> [Data shown]
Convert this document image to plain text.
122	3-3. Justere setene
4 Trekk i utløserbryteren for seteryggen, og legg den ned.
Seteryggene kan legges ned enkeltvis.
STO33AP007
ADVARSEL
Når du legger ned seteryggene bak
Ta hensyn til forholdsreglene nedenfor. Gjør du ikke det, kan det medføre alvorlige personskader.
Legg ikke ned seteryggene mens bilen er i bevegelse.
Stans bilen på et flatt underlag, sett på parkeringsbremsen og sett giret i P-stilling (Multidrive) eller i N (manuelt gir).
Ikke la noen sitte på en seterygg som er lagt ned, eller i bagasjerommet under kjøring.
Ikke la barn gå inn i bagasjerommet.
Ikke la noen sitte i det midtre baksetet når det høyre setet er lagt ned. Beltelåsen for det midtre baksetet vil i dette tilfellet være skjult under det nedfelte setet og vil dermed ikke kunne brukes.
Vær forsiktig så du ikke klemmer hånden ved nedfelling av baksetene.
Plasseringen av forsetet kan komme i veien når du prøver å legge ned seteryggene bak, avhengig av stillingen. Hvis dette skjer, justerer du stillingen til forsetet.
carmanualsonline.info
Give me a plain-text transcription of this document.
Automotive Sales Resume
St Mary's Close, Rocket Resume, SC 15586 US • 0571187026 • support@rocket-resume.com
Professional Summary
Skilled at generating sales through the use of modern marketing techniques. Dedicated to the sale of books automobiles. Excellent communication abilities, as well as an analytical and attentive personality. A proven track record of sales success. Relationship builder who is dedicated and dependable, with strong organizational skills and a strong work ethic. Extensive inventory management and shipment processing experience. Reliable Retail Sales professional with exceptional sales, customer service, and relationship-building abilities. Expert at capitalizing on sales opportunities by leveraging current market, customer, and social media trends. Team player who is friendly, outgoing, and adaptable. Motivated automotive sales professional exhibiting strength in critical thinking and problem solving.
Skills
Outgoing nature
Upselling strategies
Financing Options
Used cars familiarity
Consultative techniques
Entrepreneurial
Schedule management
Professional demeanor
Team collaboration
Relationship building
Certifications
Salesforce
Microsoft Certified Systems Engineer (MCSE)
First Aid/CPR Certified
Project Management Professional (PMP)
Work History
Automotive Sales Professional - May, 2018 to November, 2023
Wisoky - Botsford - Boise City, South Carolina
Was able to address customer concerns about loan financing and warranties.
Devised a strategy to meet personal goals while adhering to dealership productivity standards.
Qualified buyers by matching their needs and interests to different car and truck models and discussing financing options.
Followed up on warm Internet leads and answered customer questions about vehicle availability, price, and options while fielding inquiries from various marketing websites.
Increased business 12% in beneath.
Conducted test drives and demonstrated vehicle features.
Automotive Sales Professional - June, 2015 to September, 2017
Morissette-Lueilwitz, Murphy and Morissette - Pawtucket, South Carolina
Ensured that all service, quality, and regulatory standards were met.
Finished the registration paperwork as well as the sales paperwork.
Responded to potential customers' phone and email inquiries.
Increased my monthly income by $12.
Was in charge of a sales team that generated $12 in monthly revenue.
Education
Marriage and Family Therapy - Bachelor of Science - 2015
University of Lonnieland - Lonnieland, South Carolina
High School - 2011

> [What this task involves] Every entry must be retyped in full, exactly as given.

> [Final result]
Convert this document image to plain text.
122	3-3. Justere setene
4 Trekk i utløserbryteren for seteryggen, og legg den ned.
Seteryggene kan legges ned enkeltvis.
STO33AP007
ADVARSEL
Når du legger ned seteryggene bak
Ta hensyn til forholdsreglene nedenfor. Gjør du ikke det, kan det medføre alvorlige personskader.
Legg ikke ned seteryggene mens bilen er i bevegelse.
Stans bilen på et flatt underlag, sett på parkeringsbremsen og sett giret i P-stilling (Multidrive) eller i N (manuelt gir).
Ikke la noen sitte på en seterygg som er lagt ned, eller i bagasjerommet under kjøring.
Ikke la barn gå inn i bagasjerommet.
Ikke la noen sitte i det midtre baksetet når det høyre setet er lagt ned. Beltelåsen for det midtre baksetet vil i dette tilfellet være skjult under det nedfelte setet og vil dermed ikke kunne brukes.
Vær forsiktig så du ikke klemmer hånden ved nedfelling av baksetene.
Plasseringen av forsetet kan komme i veien når du prøver å legge ned seteryggene bak, avhengig av stillingen. Hvis dette skjer, justerer du stillingen til forsetet.
carmanualsonline.info
Give me a plain-text transcription of this document.
Automotive Sales Resume
St Mary's Close, Rocket Resume, SC 15586 US • 0571187026 • support@rocket-resume.com
Professional Summary
Skilled at generating sales through the use of modern marketing techniques. Dedicated to the sale of books automobiles. Excellent communication abilities, as well as an analytical and attentive personality. A proven track record of sales success. Relationship builder who is dedicated and dependable, with strong organizational skills and a strong work ethic. Extensive inventory management and shipment processing experience. Reliable Retail Sales professional with exceptional sales, customer service, and relationship-building abilities. Expert at capitalizing on sales opportunities by leveraging current market, customer, and social media trends. Team player who is friendly, outgoing, and adaptable. Motivated automotive sales professional exhibiting strength in critical thinking and problem solving.
Skills
Outgoing nature
Upselling strategies
Financing Options
Used cars familiarity
Consultative techniques
Entrepreneurial
Schedule management
Professional demeanor
Team collaboration
Relationship building
Certifications
Salesforce
Microsoft Certified Systems Engineer (MCSE)
First Aid/CPR Certified
Project Management Professional (PMP)
Work History
Automotive Sales Professional - May, 2018 to November, 2023
Wisoky - Botsford - Boise City, South Carolina
Was able to address customer concerns about loan financing and warranties.
Devised a strategy to meet personal goals while adhering to dealership productivity standards.
Qualified buyers by matching their needs and interests to different car and truck models and discussing financing options.
Followed up on warm Internet leads and answered customer questions about vehicle availability, price, and options while fielding inquiries from various marketing websites.
Increased business 12% in beneath.
Conducted test drives and demonstrated vehicle features.
Automotive Sales Professional - June, 2015 to September, 2017
Morissette-Lueilwitz, Murphy and Morissette - Pawtucket, South Carolina
Ensured that all service, quality, and regulatory standards were met.
Finished the registration paperwork as well as the sales paperwork.
Responded to potential customers' phone and email inquiries.
Increased my monthly income by $12.
Was in charge of a sales team that generated $12 in monthly revenue.
Education
Marriage and Family Therapy - Bachelor of Science - 2015
University of Lonnieland - Lonnieland, South Carolina
High School - 2011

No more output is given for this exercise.